(Figure data in JSON)
────────────────────

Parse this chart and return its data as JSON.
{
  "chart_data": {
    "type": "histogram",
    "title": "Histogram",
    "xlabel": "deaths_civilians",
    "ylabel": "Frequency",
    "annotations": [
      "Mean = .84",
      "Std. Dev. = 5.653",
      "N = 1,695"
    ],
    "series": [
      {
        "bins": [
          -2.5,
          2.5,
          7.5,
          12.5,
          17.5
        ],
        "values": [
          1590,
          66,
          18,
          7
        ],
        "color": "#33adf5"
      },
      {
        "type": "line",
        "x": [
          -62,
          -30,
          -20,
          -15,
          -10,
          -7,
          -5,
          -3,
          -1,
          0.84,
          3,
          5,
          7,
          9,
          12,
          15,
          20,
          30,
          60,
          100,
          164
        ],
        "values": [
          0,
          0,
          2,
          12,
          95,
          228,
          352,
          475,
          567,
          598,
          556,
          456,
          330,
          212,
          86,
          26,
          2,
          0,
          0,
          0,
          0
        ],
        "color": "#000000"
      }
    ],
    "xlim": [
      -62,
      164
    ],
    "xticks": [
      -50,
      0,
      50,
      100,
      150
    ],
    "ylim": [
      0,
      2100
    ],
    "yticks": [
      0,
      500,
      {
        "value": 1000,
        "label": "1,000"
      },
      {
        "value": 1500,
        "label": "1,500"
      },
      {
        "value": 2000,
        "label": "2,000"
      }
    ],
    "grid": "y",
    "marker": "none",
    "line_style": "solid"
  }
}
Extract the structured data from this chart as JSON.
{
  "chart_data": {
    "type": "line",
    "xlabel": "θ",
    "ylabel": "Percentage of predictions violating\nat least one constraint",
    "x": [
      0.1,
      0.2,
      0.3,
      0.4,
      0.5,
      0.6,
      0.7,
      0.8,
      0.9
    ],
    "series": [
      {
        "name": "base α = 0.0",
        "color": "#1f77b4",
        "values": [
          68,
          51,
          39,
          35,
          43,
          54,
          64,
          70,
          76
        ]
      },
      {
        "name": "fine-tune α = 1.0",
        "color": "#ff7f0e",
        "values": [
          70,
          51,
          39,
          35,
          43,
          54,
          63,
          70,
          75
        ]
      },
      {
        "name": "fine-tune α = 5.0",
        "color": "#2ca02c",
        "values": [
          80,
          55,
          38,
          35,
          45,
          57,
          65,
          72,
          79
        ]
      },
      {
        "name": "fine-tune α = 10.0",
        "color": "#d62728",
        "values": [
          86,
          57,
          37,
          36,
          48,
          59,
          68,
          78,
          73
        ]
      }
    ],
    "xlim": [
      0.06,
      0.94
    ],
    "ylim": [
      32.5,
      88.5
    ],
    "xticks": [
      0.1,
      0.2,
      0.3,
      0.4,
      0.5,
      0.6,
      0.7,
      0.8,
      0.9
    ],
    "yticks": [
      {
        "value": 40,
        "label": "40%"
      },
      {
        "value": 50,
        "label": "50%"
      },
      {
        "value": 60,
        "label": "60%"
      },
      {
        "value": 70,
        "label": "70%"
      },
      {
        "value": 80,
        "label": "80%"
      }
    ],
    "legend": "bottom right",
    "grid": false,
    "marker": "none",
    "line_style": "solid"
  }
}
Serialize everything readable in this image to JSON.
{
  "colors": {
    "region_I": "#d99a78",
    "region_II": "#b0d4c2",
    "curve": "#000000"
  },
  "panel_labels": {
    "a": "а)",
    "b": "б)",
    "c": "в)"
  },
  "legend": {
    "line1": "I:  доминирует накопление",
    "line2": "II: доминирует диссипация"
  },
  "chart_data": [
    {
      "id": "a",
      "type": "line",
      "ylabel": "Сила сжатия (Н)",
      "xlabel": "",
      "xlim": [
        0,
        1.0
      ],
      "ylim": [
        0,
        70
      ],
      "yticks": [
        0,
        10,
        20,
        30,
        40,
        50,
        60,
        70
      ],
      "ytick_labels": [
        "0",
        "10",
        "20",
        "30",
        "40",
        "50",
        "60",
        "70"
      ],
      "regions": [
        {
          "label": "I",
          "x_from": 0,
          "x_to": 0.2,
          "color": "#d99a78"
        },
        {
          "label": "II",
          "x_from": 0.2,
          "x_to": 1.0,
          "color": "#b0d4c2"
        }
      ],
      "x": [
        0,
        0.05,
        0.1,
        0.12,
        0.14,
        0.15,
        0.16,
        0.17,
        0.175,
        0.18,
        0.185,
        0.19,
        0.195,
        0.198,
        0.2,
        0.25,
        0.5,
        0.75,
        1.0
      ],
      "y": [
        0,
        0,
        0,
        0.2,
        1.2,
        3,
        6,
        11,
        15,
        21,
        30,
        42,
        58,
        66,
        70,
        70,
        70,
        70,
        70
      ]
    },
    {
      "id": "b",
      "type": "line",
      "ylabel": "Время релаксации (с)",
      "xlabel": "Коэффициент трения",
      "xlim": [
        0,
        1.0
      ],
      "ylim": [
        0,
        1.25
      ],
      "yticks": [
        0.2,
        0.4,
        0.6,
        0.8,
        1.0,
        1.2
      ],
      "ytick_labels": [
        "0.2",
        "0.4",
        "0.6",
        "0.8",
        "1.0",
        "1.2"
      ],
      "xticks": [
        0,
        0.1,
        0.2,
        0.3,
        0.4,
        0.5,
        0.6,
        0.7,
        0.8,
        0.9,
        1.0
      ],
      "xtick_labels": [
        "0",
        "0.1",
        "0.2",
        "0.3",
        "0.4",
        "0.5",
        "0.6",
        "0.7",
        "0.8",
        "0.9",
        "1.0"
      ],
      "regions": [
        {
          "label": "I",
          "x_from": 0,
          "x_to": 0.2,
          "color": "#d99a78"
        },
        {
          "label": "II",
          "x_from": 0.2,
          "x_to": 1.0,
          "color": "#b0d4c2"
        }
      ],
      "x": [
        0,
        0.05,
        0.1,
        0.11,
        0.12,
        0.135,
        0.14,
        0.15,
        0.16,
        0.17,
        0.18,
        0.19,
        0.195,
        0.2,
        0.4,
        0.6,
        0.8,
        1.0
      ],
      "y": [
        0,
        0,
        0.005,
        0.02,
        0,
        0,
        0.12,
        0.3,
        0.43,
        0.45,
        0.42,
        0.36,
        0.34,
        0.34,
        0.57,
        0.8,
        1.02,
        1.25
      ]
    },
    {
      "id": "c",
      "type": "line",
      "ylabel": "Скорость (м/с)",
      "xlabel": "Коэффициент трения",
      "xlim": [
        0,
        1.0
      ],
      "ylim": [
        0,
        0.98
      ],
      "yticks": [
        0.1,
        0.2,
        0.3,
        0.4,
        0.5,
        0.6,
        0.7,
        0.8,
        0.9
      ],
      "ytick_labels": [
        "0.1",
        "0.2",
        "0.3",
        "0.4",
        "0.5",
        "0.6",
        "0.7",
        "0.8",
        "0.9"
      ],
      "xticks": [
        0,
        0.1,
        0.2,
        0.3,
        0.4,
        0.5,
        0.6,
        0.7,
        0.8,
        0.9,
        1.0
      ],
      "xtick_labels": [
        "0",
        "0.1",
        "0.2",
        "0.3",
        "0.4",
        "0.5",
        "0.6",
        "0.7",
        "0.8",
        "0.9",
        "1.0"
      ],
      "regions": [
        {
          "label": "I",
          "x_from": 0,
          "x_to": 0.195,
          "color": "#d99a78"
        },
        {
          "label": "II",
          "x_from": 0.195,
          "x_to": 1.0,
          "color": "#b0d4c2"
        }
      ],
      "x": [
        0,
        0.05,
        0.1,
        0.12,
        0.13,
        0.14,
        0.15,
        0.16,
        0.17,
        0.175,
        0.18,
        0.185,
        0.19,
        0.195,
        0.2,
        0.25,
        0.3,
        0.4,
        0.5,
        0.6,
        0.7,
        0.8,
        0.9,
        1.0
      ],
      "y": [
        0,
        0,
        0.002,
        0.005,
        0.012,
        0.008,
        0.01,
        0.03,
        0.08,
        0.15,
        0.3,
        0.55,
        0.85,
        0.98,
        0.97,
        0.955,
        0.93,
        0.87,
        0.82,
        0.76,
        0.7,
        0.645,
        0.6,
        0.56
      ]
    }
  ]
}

────────────────────

Written task:
Filter lines by "fine" and return each hit.

Final result:
        "name": "fine-tune α = 1.0",
        "name": "fine-tune α = 5.0",
        "name": "fine-tune α = 10.0",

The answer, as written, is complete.